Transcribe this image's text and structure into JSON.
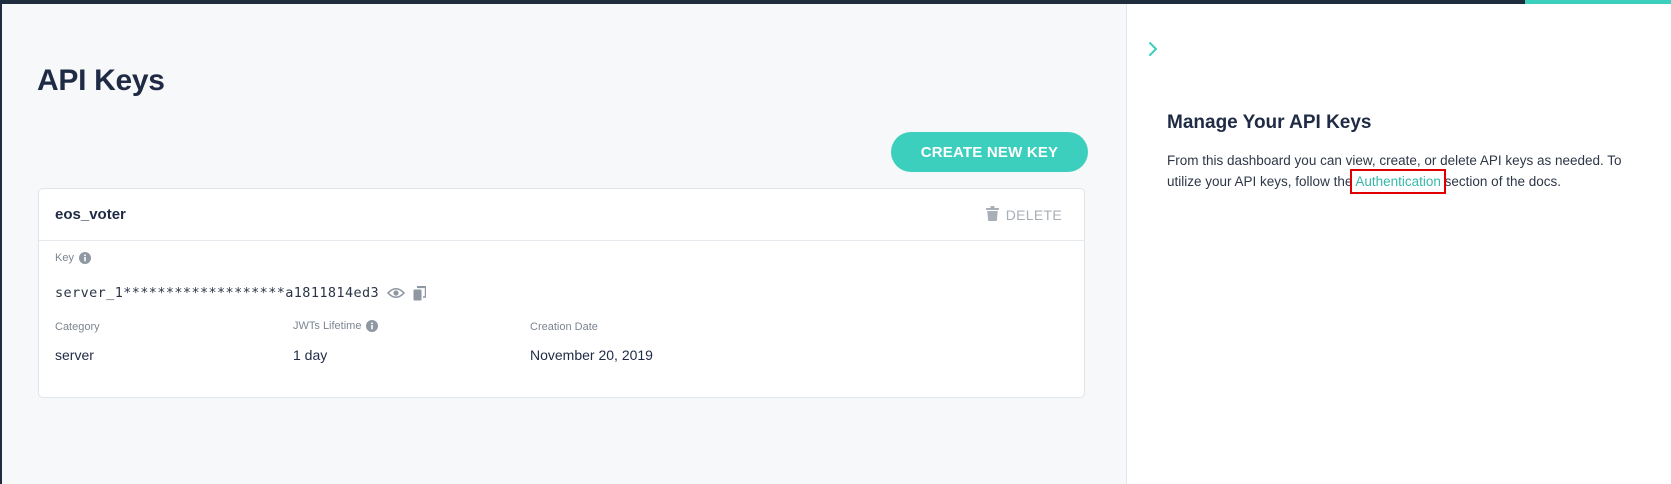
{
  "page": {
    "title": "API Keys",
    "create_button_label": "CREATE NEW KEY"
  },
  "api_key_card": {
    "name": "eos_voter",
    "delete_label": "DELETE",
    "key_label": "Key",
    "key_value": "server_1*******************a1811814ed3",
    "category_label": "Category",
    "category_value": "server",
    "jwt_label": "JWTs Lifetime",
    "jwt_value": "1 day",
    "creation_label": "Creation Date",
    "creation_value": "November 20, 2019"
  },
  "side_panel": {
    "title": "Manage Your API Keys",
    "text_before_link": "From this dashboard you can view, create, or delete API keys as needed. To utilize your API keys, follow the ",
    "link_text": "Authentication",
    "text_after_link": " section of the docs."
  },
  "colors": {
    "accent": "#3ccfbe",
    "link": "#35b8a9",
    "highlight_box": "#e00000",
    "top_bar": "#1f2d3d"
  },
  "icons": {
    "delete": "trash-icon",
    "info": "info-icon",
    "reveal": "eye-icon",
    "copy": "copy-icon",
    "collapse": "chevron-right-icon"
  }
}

* * *

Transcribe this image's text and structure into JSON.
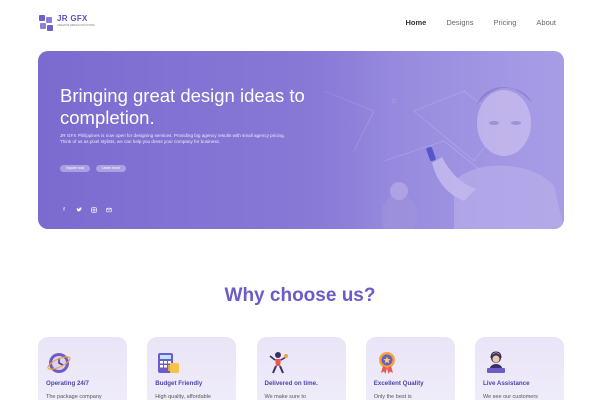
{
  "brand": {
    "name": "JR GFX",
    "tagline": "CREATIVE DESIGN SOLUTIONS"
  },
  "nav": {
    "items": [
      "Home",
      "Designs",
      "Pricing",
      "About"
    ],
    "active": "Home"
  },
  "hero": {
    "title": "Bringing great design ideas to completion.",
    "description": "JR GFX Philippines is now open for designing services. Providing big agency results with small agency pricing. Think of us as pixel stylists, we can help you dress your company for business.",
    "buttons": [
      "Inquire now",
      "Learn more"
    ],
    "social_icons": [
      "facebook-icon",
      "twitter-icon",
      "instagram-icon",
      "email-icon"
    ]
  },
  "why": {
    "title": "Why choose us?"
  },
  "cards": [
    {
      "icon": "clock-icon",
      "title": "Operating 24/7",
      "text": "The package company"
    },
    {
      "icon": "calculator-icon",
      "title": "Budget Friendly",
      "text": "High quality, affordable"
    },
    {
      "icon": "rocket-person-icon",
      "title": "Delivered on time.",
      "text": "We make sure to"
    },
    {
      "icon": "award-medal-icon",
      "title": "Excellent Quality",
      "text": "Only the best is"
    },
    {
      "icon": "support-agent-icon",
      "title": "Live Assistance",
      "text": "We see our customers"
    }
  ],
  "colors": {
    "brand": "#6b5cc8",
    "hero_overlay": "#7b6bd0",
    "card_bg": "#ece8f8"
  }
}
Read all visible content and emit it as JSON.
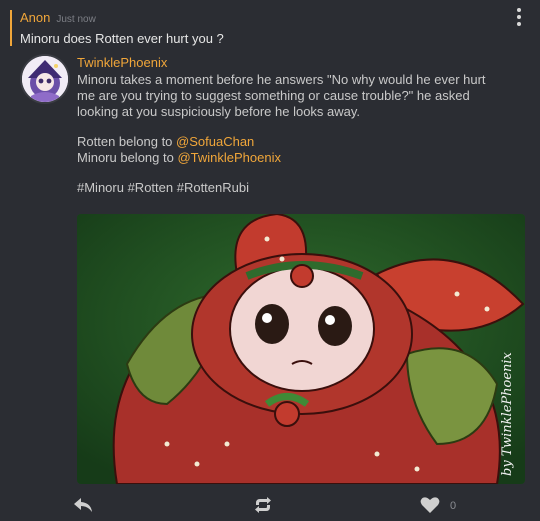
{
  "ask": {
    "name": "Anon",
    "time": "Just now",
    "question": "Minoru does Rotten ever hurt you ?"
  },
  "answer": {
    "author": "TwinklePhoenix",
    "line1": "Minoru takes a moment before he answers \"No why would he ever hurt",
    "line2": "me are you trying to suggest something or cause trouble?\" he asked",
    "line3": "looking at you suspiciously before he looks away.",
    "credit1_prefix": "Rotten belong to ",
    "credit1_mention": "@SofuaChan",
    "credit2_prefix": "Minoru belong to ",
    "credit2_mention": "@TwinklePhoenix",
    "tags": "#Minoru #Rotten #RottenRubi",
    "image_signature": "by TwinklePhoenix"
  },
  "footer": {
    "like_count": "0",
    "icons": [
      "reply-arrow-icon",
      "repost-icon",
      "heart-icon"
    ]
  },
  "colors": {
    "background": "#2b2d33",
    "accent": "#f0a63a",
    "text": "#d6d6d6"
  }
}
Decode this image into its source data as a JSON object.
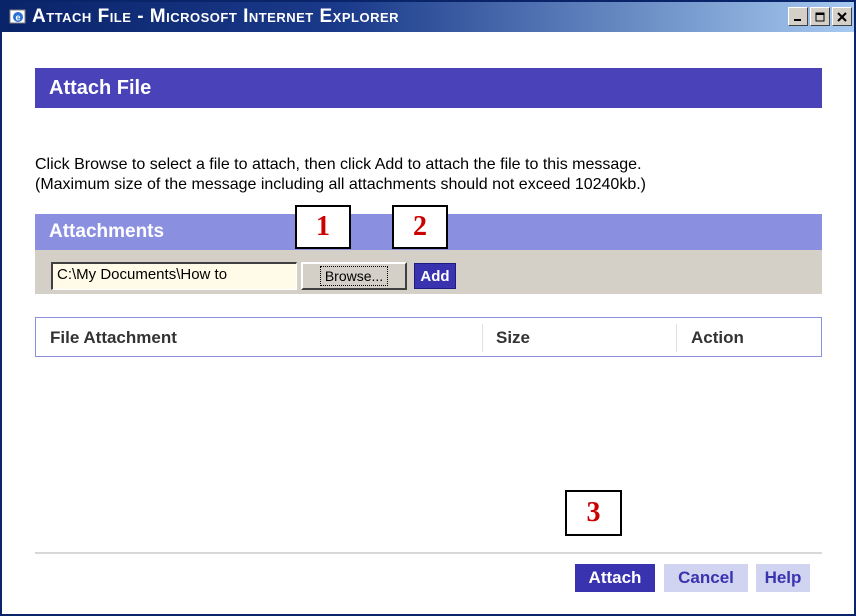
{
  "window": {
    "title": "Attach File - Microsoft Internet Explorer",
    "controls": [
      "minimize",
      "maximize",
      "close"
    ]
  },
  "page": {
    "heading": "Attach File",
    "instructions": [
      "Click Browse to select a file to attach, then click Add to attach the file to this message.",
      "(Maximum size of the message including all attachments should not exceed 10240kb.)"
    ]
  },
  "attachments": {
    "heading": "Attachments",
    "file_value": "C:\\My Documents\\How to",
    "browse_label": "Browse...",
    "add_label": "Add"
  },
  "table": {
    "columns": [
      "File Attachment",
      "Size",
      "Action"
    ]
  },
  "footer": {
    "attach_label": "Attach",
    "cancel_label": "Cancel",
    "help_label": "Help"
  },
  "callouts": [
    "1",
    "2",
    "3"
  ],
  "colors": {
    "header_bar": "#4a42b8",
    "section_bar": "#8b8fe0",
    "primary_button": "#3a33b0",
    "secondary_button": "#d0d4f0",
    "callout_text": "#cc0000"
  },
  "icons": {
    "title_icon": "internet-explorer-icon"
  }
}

▶ **What is needed**
Pick out the lines above containing the word "hurt", then copy them.

▶ **Exercise solution**
    "question": "Minoru does Rotten ever hurt you ?"
    "line1": "Minoru takes a moment before he answers \"No why would he ever hurt",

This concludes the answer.